Dataset excerpt:
═══
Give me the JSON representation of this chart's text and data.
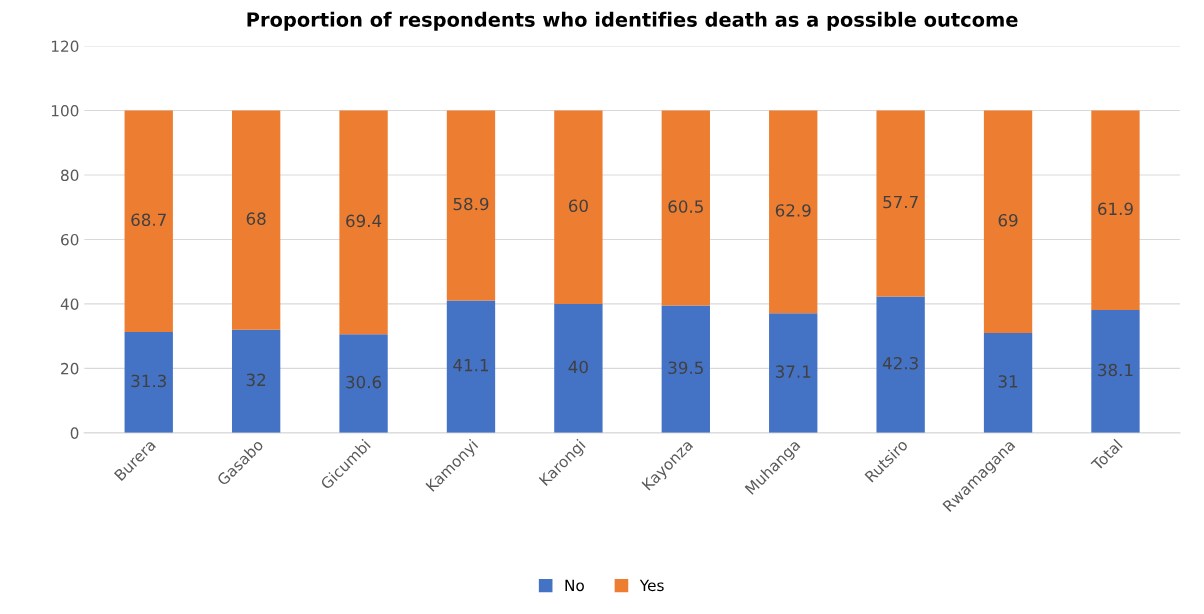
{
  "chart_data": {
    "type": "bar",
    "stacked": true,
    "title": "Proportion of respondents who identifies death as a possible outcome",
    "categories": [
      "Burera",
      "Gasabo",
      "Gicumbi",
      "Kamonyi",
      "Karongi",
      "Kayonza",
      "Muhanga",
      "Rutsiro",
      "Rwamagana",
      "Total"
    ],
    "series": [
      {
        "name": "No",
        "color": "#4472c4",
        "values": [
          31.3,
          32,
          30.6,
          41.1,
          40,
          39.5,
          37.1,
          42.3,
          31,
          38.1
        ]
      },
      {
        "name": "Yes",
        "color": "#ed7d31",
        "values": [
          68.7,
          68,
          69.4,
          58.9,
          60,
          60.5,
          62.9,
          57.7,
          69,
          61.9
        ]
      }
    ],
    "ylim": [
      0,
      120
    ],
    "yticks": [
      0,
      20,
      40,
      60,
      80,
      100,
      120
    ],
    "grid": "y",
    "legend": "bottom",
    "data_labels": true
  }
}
═══
*YOUR INSTRUCTIONS*:
Omit the pictures and give the material again, exactly and in full.

*CORRECT OUTPUT*:
Give me the JSON representation of this chart's text and data.
{
  "chart_data": {
    "type": "bar",
    "stacked": true,
    "title": "Proportion of respondents who identifies death as a possible outcome",
    "categories": [
      "Burera",
      "Gasabo",
      "Gicumbi",
      "Kamonyi",
      "Karongi",
      "Kayonza",
      "Muhanga",
      "Rutsiro",
      "Rwamagana",
      "Total"
    ],
    "series": [
      {
        "name": "No",
        "color": "#4472c4",
        "values": [
          31.3,
          32,
          30.6,
          41.1,
          40,
          39.5,
          37.1,
          42.3,
          31,
          38.1
        ]
      },
      {
        "name": "Yes",
        "color": "#ed7d31",
        "values": [
          68.7,
          68,
          69.4,
          58.9,
          60,
          60.5,
          62.9,
          57.7,
          69,
          61.9
        ]
      }
    ],
    "ylim": [
      0,
      120
    ],
    "yticks": [
      0,
      20,
      40,
      60,
      80,
      100,
      120
    ],
    "grid": "y",
    "legend": "bottom",
    "data_labels": true
  }
}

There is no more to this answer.